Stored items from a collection
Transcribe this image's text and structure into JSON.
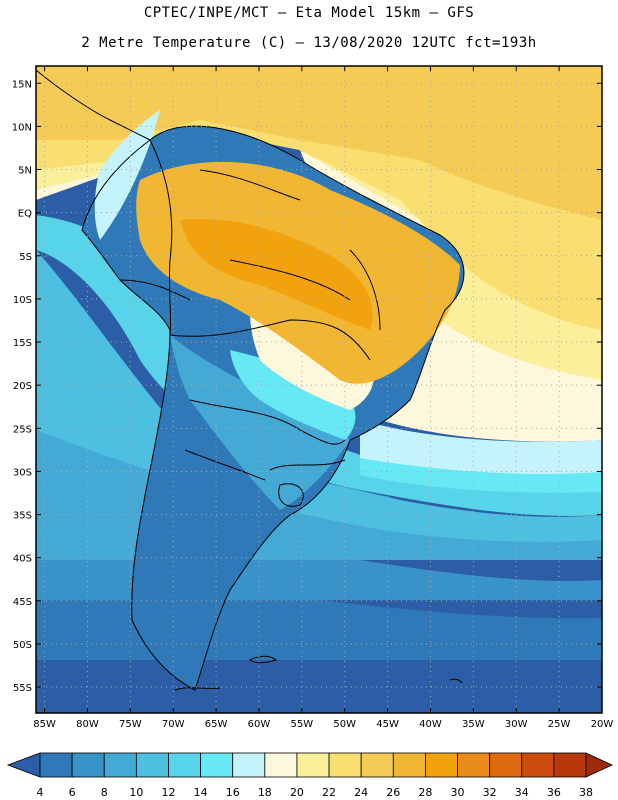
{
  "header": {
    "line1": "CPTEC/INPE/MCT –  Eta Model 15km – GFS",
    "line2": "2 Metre Temperature (C) – 13/08/2020 12UTC fct=193h"
  },
  "map": {
    "lat_ticks": [
      "15N",
      "10N",
      "5N",
      "EQ",
      "5S",
      "10S",
      "15S",
      "20S",
      "25S",
      "30S",
      "35S",
      "40S",
      "45S",
      "50S",
      "55S"
    ],
    "lon_ticks": [
      "85W",
      "80W",
      "75W",
      "70W",
      "65W",
      "60W",
      "55W",
      "50W",
      "45W",
      "40W",
      "35W",
      "30W",
      "25W",
      "20W"
    ],
    "lat_range": [
      17,
      -58
    ],
    "lon_range": [
      -86,
      -20
    ]
  },
  "colorbar": {
    "labels": [
      "4",
      "6",
      "8",
      "10",
      "12",
      "14",
      "16",
      "18",
      "20",
      "22",
      "24",
      "26",
      "28",
      "30",
      "32",
      "34",
      "36",
      "38"
    ],
    "colors": [
      "#2b5ea6",
      "#2f79b8",
      "#3a93c8",
      "#45a9d6",
      "#4dbfe0",
      "#57d3ea",
      "#66e8f5",
      "#c5f3fb",
      "#fdf8dc",
      "#fcef9c",
      "#f9df72",
      "#f5cb56",
      "#f2b732",
      "#f2a20d",
      "#ea8c1c",
      "#e06a10",
      "#cd4b0c",
      "#b6380a",
      "#9e2c0a"
    ]
  }
}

THE PROBLEM:
Omit all pictures while transcribing the entries verbatim.

OUTPUT FOR THIS TASK:
Transcribe this image's text and structure into JSON.
{
  "header": {
    "line1": "CPTEC/INPE/MCT –  Eta Model 15km – GFS",
    "line2": "2 Metre Temperature (C) – 13/08/2020 12UTC fct=193h"
  },
  "map": {
    "lat_ticks": [
      "15N",
      "10N",
      "5N",
      "EQ",
      "5S",
      "10S",
      "15S",
      "20S",
      "25S",
      "30S",
      "35S",
      "40S",
      "45S",
      "50S",
      "55S"
    ],
    "lon_ticks": [
      "85W",
      "80W",
      "75W",
      "70W",
      "65W",
      "60W",
      "55W",
      "50W",
      "45W",
      "40W",
      "35W",
      "30W",
      "25W",
      "20W"
    ],
    "lat_range": [
      17,
      -58
    ],
    "lon_range": [
      -86,
      -20
    ]
  },
  "colorbar": {
    "labels": [
      "4",
      "6",
      "8",
      "10",
      "12",
      "14",
      "16",
      "18",
      "20",
      "22",
      "24",
      "26",
      "28",
      "30",
      "32",
      "34",
      "36",
      "38"
    ],
    "colors": [
      "#2b5ea6",
      "#2f79b8",
      "#3a93c8",
      "#45a9d6",
      "#4dbfe0",
      "#57d3ea",
      "#66e8f5",
      "#c5f3fb",
      "#fdf8dc",
      "#fcef9c",
      "#f9df72",
      "#f5cb56",
      "#f2b732",
      "#f2a20d",
      "#ea8c1c",
      "#e06a10",
      "#cd4b0c",
      "#b6380a",
      "#9e2c0a"
    ]
  }
}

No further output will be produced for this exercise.